### WHAT YOU ARE ASKED TO DO
Reproduce every entry in the listing without alteration.

### INPUT MATERIAL
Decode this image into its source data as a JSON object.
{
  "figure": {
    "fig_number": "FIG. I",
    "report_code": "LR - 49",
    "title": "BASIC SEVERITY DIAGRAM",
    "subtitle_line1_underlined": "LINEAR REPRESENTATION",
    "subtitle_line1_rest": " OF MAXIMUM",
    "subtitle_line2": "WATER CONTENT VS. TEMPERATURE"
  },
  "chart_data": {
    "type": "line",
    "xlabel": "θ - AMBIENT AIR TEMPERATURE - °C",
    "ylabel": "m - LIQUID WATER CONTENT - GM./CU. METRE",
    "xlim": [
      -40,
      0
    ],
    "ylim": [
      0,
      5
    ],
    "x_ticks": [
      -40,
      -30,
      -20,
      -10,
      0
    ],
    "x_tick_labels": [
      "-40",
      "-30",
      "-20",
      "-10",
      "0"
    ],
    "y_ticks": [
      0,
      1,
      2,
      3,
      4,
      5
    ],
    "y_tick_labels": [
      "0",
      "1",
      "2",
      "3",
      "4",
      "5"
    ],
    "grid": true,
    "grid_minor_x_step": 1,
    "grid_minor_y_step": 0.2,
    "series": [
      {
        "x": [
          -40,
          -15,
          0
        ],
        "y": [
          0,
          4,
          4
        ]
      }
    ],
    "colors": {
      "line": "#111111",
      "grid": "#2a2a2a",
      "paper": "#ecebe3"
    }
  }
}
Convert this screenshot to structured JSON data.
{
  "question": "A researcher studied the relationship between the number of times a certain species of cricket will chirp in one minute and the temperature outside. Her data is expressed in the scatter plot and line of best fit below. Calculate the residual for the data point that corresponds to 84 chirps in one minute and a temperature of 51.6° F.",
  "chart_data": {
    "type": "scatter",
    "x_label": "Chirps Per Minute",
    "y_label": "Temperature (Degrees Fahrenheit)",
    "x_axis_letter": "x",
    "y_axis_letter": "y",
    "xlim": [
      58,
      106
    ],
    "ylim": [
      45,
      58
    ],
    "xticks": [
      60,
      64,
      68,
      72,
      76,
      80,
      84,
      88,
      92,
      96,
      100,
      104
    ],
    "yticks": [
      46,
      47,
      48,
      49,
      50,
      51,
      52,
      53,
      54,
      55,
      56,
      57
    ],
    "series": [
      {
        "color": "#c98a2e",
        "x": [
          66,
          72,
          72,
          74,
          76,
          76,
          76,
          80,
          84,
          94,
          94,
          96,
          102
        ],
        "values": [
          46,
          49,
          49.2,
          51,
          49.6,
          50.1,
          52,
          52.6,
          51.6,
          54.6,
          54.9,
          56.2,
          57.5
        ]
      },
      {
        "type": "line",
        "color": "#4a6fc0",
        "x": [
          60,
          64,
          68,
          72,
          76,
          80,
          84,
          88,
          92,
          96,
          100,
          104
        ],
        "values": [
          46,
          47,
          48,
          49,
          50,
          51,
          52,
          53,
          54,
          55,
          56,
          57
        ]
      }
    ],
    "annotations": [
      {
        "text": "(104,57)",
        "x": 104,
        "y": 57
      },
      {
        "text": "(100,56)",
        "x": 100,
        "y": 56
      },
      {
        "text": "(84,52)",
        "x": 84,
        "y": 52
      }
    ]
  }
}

### RESULT
Decode this image into its source data as a JSON object.
{
  "figure": {
    "fig_number": "FIG. I",
    "report_code": "LR - 49",
    "title": "BASIC SEVERITY DIAGRAM",
    "subtitle_line1_underlined": "LINEAR REPRESENTATION",
    "subtitle_line1_rest": " OF MAXIMUM",
    "subtitle_line2": "WATER CONTENT VS. TEMPERATURE"
  },
  "chart_data": {
    "type": "line",
    "xlabel": "θ - AMBIENT AIR TEMPERATURE - °C",
    "ylabel": "m - LIQUID WATER CONTENT - GM./CU. METRE",
    "xlim": [
      -40,
      0
    ],
    "ylim": [
      0,
      5
    ],
    "x_ticks": [
      -40,
      -30,
      -20,
      -10,
      0
    ],
    "x_tick_labels": [
      "-40",
      "-30",
      "-20",
      "-10",
      "0"
    ],
    "y_ticks": [
      0,
      1,
      2,
      3,
      4,
      5
    ],
    "y_tick_labels": [
      "0",
      "1",
      "2",
      "3",
      "4",
      "5"
    ],
    "grid": true,
    "grid_minor_x_step": 1,
    "grid_minor_y_step": 0.2,
    "series": [
      {
        "x": [
          -40,
          -15,
          0
        ],
        "y": [
          0,
          4,
          4
        ]
      }
    ],
    "colors": {
      "line": "#111111",
      "grid": "#2a2a2a",
      "paper": "#ecebe3"
    }
  }
}
Convert this screenshot to structured JSON data.
{
  "question": "A researcher studied the relationship between the number of times a certain species of cricket will chirp in one minute and the temperature outside. Her data is expressed in the scatter plot and line of best fit below. Calculate the residual for the data point that corresponds to 84 chirps in one minute and a temperature of 51.6° F.",
  "chart_data": {
    "type": "scatter",
    "x_label": "Chirps Per Minute",
    "y_label": "Temperature (Degrees Fahrenheit)",
    "x_axis_letter": "x",
    "y_axis_letter": "y",
    "xlim": [
      58,
      106
    ],
    "ylim": [
      45,
      58
    ],
    "xticks": [
      60,
      64,
      68,
      72,
      76,
      80,
      84,
      88,
      92,
      96,
      100,
      104
    ],
    "yticks": [
      46,
      47,
      48,
      49,
      50,
      51,
      52,
      53,
      54,
      55,
      56,
      57
    ],
    "series": [
      {
        "color": "#c98a2e",
        "x": [
          66,
          72,
          72,
          74,
          76,
          76,
          76,
          80,
          84,
          94,
          94,
          96,
          102
        ],
        "values": [
          46,
          49,
          49.2,
          51,
          49.6,
          50.1,
          52,
          52.6,
          51.6,
          54.6,
          54.9,
          56.2,
          57.5
        ]
      },
      {
        "type": "line",
        "color": "#4a6fc0",
        "x": [
          60,
          64,
          68,
          72,
          76,
          80,
          84,
          88,
          92,
          96,
          100,
          104
        ],
        "values": [
          46,
          47,
          48,
          49,
          50,
          51,
          52,
          53,
          54,
          55,
          56,
          57
        ]
      }
    ],
    "annotations": [
      {
        "text": "(104,57)",
        "x": 104,
        "y": 57
      },
      {
        "text": "(100,56)",
        "x": 100,
        "y": 56
      },
      {
        "text": "(84,52)",
        "x": 84,
        "y": 52
      }
    ]
  }
}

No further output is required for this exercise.